START Dataset records
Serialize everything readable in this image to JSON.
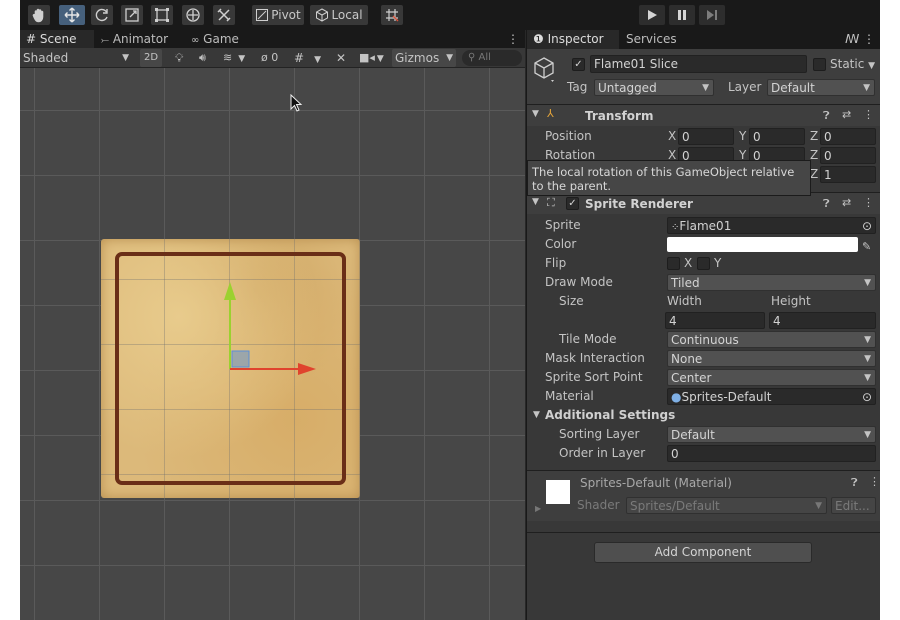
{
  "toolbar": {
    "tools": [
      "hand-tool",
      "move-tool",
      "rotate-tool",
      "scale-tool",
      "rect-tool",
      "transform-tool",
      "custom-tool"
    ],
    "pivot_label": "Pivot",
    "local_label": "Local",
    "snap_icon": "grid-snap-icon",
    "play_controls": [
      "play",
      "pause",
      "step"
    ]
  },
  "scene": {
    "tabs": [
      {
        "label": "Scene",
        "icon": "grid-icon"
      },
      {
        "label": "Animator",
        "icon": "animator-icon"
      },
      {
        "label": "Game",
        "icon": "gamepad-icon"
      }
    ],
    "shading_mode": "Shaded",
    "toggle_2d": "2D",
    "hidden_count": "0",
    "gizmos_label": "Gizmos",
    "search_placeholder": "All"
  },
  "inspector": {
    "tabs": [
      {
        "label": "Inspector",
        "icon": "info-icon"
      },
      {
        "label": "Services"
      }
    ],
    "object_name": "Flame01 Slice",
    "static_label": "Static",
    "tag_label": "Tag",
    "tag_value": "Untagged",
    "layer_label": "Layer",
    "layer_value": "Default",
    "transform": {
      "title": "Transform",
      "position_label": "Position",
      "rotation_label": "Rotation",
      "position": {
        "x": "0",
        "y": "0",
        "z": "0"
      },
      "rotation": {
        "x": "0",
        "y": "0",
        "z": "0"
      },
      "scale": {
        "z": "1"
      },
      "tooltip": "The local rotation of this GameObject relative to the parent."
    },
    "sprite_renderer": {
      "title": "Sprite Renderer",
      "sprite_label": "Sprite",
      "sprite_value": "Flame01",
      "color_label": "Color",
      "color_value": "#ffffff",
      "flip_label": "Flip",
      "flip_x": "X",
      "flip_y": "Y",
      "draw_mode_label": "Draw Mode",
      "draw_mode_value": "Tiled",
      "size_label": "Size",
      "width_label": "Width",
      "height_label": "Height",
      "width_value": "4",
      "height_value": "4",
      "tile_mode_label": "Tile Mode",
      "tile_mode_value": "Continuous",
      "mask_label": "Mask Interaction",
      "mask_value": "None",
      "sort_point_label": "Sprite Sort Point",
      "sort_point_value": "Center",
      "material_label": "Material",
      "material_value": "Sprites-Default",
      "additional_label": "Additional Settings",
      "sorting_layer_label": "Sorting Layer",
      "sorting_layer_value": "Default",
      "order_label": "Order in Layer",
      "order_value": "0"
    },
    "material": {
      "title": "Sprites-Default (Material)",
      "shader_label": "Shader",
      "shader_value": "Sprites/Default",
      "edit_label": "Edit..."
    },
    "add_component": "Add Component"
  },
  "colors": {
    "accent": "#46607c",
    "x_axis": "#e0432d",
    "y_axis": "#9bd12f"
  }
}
END Dataset records
• _Directive_
Return only the number of lines in the data above that include the word "this".

• _The response_
2